{
  "cells": [
    {
      "cell_type": "markdown",
      "metadata": {},
      "source": [
        "Searches=Nautilus\n",
        "=======================\n",
        "\n",
        "This example illustrates how to use the nested sampling algorithm Nautilus.\n",
        "\n",
        "Information about Nautilus can be found at the following links:\n",
        "\n",
        " - https://nautilus-sampler.readthedocs.io/en/stable/index.html\n",
        " - https://github.com/johannesulf/nautilus"
      ]
    },
    {
      "cell_type": "code",
      "metadata": {},
      "source": [
        "\n",
        "%matplotlib inline\n",
        "from pyprojroot import here\n",
        "workspace_path = str(here())\n",
        "%cd $workspace_path\n",
        "print(f\"Working Directory has been set to `{workspace_path}`\")\n",
        "\n",
        "import matplotlib.pyplot as plt\n",
        "import numpy as np\n",
        "from os import path\n",
        "\n",
        "import autofit as af"
      ],
      "outputs": [],
      "execution_count": null
    },
    {
      "cell_type": "markdown",
      "metadata": {},
      "source": [
        "__Data__\n",
        "\n",
        "This example fits a single 1D Gaussian, we therefore load and plot data containing one Gaussian."
      ]
    },
    {
      "cell_type": "code",
      "metadata": {},
      "source": [
        "dataset_path = path.join(\"dataset\", \"example_1d\", \"gaussian_x1\")\n",
        "data = af.util.numpy_array_from_json(file_path=path.join(dataset_path, \"data.json\"))\n",
        "noise_map = af.util.numpy_array_from_json(\n",
        "    file_path=path.join(dataset_path, \"noise_map.json\")\n",
        ")\n",
        "\n",
        "plt.errorbar(\n",
        "    x=range(data.shape[0]),\n",
        "    y=data,\n",
        "    yerr=noise_map,\n",
        "    linestyle=\"\",\n",
        "    color=\"k\",\n",
        "    ecolor=\"k\",\n",
        "    elinewidth=1,\n",
        "    capsize=2,\n",
        ")\n",
        "plt.show()\n",
        "plt.close()"
      ],
      "outputs": [],
      "execution_count": null
    },
    {
      "cell_type": "markdown",
      "metadata": {},
      "source": [
        "__Model + Analysis__\n",
        "\n",
        "We create the model and analysis, which in this example is a single `Gaussian` and therefore has dimensionality N=3."

**Data block:**
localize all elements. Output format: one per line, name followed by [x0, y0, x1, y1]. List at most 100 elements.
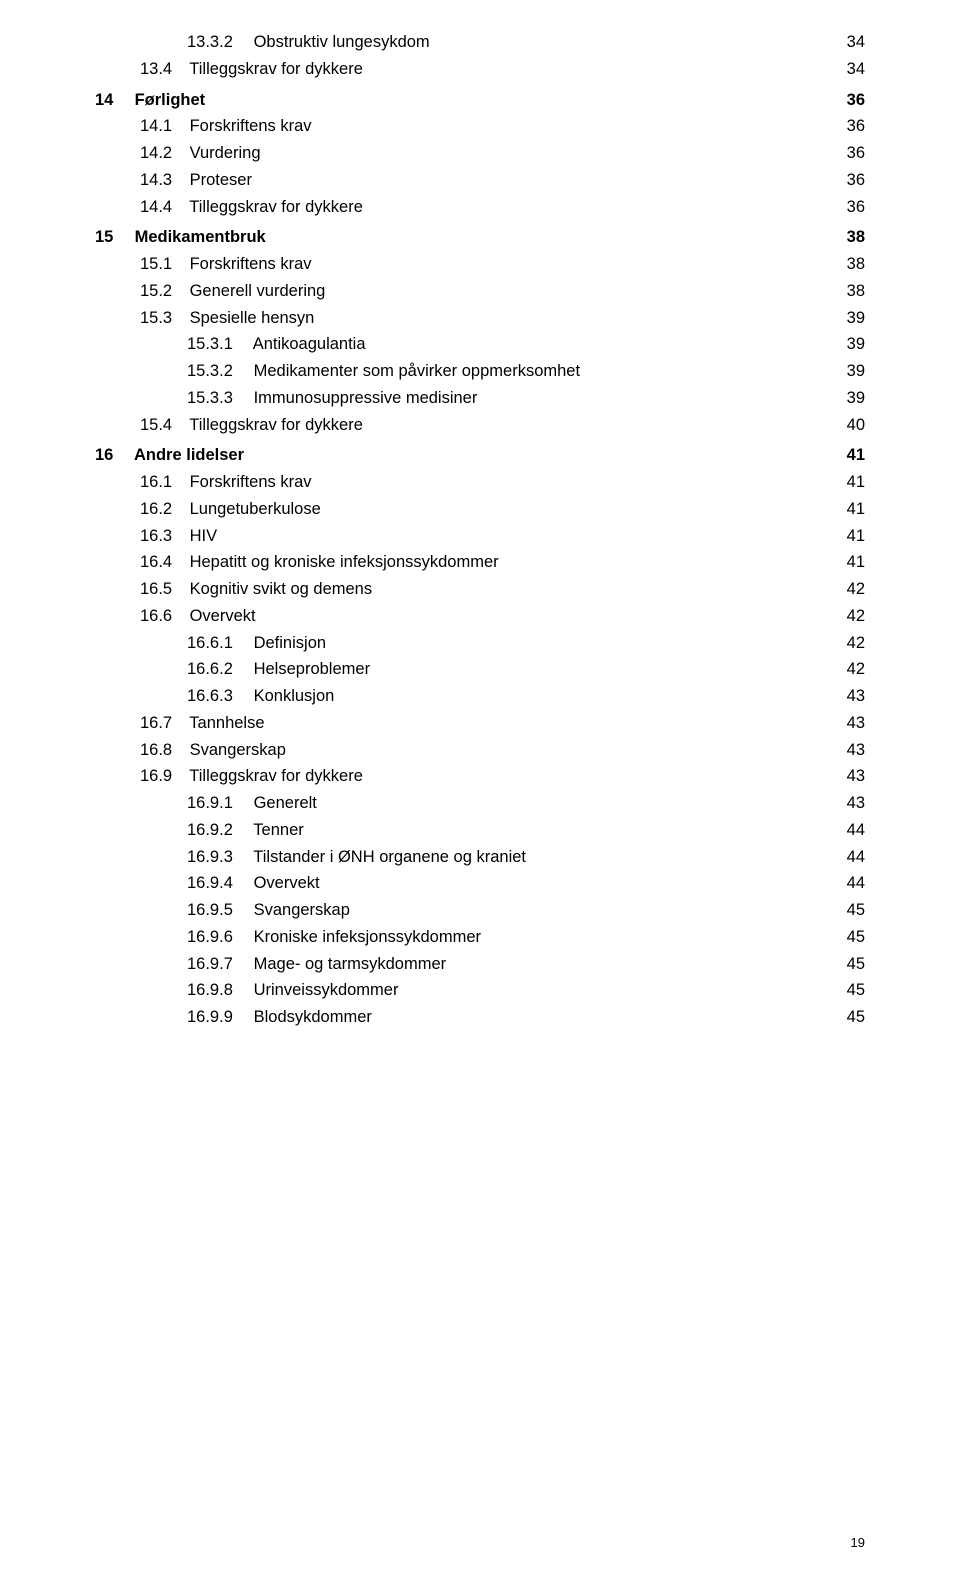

**Your tasks:**
1 > According to the Nautilus notebook, what dimensionality does the single `Gaussian` model have?
2 > Write the next part of the Nautilus notebook, picking up after its last sentence.
The data has no connection to the Nautilus notebook.

**Expected responses:**
1 > N=3

2 >
      ]
    },
    {
      "cell_type": "code",
      "metadata": {},
      "source": [
        "model = af.Model(af.ex.Gaussian)\n",
        "\n",
        "model.centre = af.UniformPrior(lower_limit=0.0, upper_limit=100.0)\n",
        "model.normalization = af.LogUniformPrior(lower_limit=1e-2, upper_limit=1e2)\n",
        "model.sigma = af.UniformPrior(lower_limit=0.0, upper_limit=30.0)\n",
        "\n",
        "analysis = af.ex.Analysis(data=data, noise_map=noise_map)"
      ],
      "outputs": [],
      "execution_count": null
    },
    {
      "cell_type": "markdown",
      "metadata": {},
      "source": [
        "__Search__\n",
        "\n",
        "We now create and run the `Nautilus` object which acts as our non-linear search. \n",
        "\n",
        "We manually specify all of the Nautilus settings, descriptions of which are provided at the following webpage:\n",
        "\n",
        "https://github.com/johannesulf/nautilus"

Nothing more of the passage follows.